■ Short exercise ■
Repeat the full listing, word for word.

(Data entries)

◇ ◇ ◇ ◇ ◇ ◇ ◇

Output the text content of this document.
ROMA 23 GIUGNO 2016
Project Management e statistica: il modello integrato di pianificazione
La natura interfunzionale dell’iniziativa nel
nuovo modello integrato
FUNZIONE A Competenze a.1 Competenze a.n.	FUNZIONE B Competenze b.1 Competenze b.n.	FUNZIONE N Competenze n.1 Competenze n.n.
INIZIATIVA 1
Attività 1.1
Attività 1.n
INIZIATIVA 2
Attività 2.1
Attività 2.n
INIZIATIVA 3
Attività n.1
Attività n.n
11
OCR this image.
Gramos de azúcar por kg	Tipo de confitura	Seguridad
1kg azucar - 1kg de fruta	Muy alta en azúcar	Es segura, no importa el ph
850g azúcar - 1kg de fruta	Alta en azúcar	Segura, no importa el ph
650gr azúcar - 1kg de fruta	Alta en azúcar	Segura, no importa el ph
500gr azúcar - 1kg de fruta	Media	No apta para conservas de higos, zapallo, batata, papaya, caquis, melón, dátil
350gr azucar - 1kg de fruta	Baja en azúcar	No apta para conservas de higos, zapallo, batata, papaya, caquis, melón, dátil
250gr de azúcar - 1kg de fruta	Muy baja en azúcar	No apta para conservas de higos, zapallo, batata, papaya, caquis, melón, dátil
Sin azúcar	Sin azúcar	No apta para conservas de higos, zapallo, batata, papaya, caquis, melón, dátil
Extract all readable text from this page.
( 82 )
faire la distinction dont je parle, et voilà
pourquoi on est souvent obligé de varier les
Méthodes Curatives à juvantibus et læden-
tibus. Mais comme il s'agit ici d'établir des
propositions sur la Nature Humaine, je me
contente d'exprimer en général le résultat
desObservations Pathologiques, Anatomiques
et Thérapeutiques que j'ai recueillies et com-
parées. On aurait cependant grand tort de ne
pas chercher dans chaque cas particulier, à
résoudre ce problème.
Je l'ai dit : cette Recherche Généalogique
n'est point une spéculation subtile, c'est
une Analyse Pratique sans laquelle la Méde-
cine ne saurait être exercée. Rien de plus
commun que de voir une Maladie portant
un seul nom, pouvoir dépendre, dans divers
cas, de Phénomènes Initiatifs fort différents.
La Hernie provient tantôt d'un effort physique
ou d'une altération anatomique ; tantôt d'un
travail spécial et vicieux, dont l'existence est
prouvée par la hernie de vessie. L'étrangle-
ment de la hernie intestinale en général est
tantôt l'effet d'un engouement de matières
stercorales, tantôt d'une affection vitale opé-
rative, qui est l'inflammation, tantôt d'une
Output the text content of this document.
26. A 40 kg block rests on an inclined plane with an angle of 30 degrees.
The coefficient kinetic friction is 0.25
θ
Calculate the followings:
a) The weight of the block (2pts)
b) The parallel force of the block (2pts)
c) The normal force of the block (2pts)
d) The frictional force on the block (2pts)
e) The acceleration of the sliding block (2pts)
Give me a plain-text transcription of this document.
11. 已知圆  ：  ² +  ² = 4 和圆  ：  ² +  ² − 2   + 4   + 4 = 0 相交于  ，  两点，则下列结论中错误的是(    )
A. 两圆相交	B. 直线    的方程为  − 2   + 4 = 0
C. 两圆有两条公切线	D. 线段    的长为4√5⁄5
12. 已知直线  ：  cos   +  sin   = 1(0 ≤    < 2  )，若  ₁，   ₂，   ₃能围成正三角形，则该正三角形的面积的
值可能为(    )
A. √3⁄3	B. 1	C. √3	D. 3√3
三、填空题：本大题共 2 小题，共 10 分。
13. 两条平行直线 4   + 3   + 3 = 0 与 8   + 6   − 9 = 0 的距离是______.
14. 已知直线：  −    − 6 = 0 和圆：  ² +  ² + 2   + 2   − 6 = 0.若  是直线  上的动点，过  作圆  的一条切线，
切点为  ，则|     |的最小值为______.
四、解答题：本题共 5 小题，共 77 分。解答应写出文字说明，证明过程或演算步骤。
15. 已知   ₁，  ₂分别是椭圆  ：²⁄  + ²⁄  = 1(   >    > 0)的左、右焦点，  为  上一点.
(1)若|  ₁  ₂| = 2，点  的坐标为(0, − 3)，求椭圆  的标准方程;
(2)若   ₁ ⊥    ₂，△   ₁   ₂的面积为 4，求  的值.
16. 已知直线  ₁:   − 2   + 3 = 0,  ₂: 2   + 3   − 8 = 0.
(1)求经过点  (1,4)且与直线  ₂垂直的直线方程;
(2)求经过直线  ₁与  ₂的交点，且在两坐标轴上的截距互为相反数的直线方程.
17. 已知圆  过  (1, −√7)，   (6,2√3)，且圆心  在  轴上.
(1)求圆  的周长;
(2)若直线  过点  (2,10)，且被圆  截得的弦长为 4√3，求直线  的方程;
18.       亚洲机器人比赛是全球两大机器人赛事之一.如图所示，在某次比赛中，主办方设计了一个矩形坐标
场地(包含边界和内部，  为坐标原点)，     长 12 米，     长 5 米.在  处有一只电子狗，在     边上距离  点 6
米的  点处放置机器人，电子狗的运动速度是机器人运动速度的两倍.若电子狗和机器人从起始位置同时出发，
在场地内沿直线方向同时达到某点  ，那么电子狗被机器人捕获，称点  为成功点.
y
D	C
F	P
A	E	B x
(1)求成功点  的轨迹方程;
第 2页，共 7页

◇ ◇ ◇ ◇ ◇ ◇ ◇

■ Solution to the exercise ■
Output the text content of this document.
ROMA 23 GIUGNO 2016
Project Management e statistica: il modello integrato di pianificazione
La natura interfunzionale dell’iniziativa nel
nuovo modello integrato
FUNZIONE A Competenze a.1 Competenze a.n.	FUNZIONE B Competenze b.1 Competenze b.n.	FUNZIONE N Competenze n.1 Competenze n.n.
INIZIATIVA 1
Attività 1.1
Attività 1.n
INIZIATIVA 2
Attività 2.1
Attività 2.n
INIZIATIVA 3
Attività n.1
Attività n.n
11
OCR this image.
Gramos de azúcar por kg	Tipo de confitura	Seguridad
1kg azucar - 1kg de fruta	Muy alta en azúcar	Es segura, no importa el ph
850g azúcar - 1kg de fruta	Alta en azúcar	Segura, no importa el ph
650gr azúcar - 1kg de fruta	Alta en azúcar	Segura, no importa el ph
500gr azúcar - 1kg de fruta	Media	No apta para conservas de higos, zapallo, batata, papaya, caquis, melón, dátil
350gr azucar - 1kg de fruta	Baja en azúcar	No apta para conservas de higos, zapallo, batata, papaya, caquis, melón, dátil
250gr de azúcar - 1kg de fruta	Muy baja en azúcar	No apta para conservas de higos, zapallo, batata, papaya, caquis, melón, dátil
Sin azúcar	Sin azúcar	No apta para conservas de higos, zapallo, batata, papaya, caquis, melón, dátil
Extract all readable text from this page.
( 82 )
faire la distinction dont je parle, et voilà
pourquoi on est souvent obligé de varier les
Méthodes Curatives à juvantibus et læden-
tibus. Mais comme il s'agit ici d'établir des
propositions sur la Nature Humaine, je me
contente d'exprimer en général le résultat
desObservations Pathologiques, Anatomiques
et Thérapeutiques que j'ai recueillies et com-
parées. On aurait cependant grand tort de ne
pas chercher dans chaque cas particulier, à
résoudre ce problème.
Je l'ai dit : cette Recherche Généalogique
n'est point une spéculation subtile, c'est
une Analyse Pratique sans laquelle la Méde-
cine ne saurait être exercée. Rien de plus
commun que de voir une Maladie portant
un seul nom, pouvoir dépendre, dans divers
cas, de Phénomènes Initiatifs fort différents.
La Hernie provient tantôt d'un effort physique
ou d'une altération anatomique ; tantôt d'un
travail spécial et vicieux, dont l'existence est
prouvée par la hernie de vessie. L'étrangle-
ment de la hernie intestinale en général est
tantôt l'effet d'un engouement de matières
stercorales, tantôt d'une affection vitale opé-
rative, qui est l'inflammation, tantôt d'une
Output the text content of this document.
26. A 40 kg block rests on an inclined plane with an angle of 30 degrees.
The coefficient kinetic friction is 0.25
θ
Calculate the followings:
a) The weight of the block (2pts)
b) The parallel force of the block (2pts)
c) The normal force of the block (2pts)
d) The frictional force on the block (2pts)
e) The acceleration of the sliding block (2pts)
Give me a plain-text transcription of this document.
11. 已知圆  ：  ² +  ² = 4 和圆  ：  ² +  ² − 2   + 4   + 4 = 0 相交于  ，  两点，则下列结论中错误的是(    )
A. 两圆相交	B. 直线    的方程为  − 2   + 4 = 0
C. 两圆有两条公切线	D. 线段    的长为4√5⁄5
12. 已知直线  ：  cos   +  sin   = 1(0 ≤    < 2  )，若  ₁，   ₂，   ₃能围成正三角形，则该正三角形的面积的
值可能为(    )
A. √3⁄3	B. 1	C. √3	D. 3√3
三、填空题：本大题共 2 小题，共 10 分。
13. 两条平行直线 4   + 3   + 3 = 0 与 8   + 6   − 9 = 0 的距离是______.
14. 已知直线：  −    − 6 = 0 和圆：  ² +  ² + 2   + 2   − 6 = 0.若  是直线  上的动点，过  作圆  的一条切线，
切点为  ，则|     |的最小值为______.
四、解答题：本题共 5 小题，共 77 分。解答应写出文字说明，证明过程或演算步骤。
15. 已知   ₁，  ₂分别是椭圆  ：²⁄  + ²⁄  = 1(   >    > 0)的左、右焦点，  为  上一点.
(1)若|  ₁  ₂| = 2，点  的坐标为(0, − 3)，求椭圆  的标准方程;
(2)若   ₁ ⊥    ₂，△   ₁   ₂的面积为 4，求  的值.
16. 已知直线  ₁:   − 2   + 3 = 0,  ₂: 2   + 3   − 8 = 0.
(1)求经过点  (1,4)且与直线  ₂垂直的直线方程;
(2)求经过直线  ₁与  ₂的交点，且在两坐标轴上的截距互为相反数的直线方程.
17. 已知圆  过  (1, −√7)，   (6,2√3)，且圆心  在  轴上.
(1)求圆  的周长;
(2)若直线  过点  (2,10)，且被圆  截得的弦长为 4√3，求直线  的方程;
18.       亚洲机器人比赛是全球两大机器人赛事之一.如图所示，在某次比赛中，主办方设计了一个矩形坐标
场地(包含边界和内部，  为坐标原点)，     长 12 米，     长 5 米.在  处有一只电子狗，在     边上距离  点 6
米的  点处放置机器人，电子狗的运动速度是机器人运动速度的两倍.若电子狗和机器人从起始位置同时出发，
在场地内沿直线方向同时达到某点  ，那么电子狗被机器人捕获，称点  为成功点.
y
D	C
F	P
A	E	B x
(1)求成功点  的轨迹方程;
第 2页，共 7页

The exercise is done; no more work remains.